Given exercise:
Restate the entries below word for word, omitting nothing.

(Records from a data source)
[start]
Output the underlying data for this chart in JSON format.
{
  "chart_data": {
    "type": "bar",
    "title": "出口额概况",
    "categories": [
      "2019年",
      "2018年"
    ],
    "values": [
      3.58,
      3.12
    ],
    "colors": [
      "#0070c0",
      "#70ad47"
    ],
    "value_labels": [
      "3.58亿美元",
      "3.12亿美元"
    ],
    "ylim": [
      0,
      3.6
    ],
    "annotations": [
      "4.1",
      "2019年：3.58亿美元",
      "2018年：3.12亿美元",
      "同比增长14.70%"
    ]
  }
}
[end]
Result below:
Output the underlying data for this chart in JSON format.
{
  "chart_data": {
    "type": "bar",
    "title": "出口额概况",
    "categories": [
      "2019年",
      "2018年"
    ],
    "values": [
      3.58,
      3.12
    ],
    "colors": [
      "#0070c0",
      "#70ad47"
    ],
    "value_labels": [
      "3.58亿美元",
      "3.12亿美元"
    ],
    "ylim": [
      0,
      3.6
    ],
    "annotations": [
      "4.1",
      "2019年：3.58亿美元",
      "2018年：3.12亿美元",
      "同比增长14.70%"
    ]
  }
}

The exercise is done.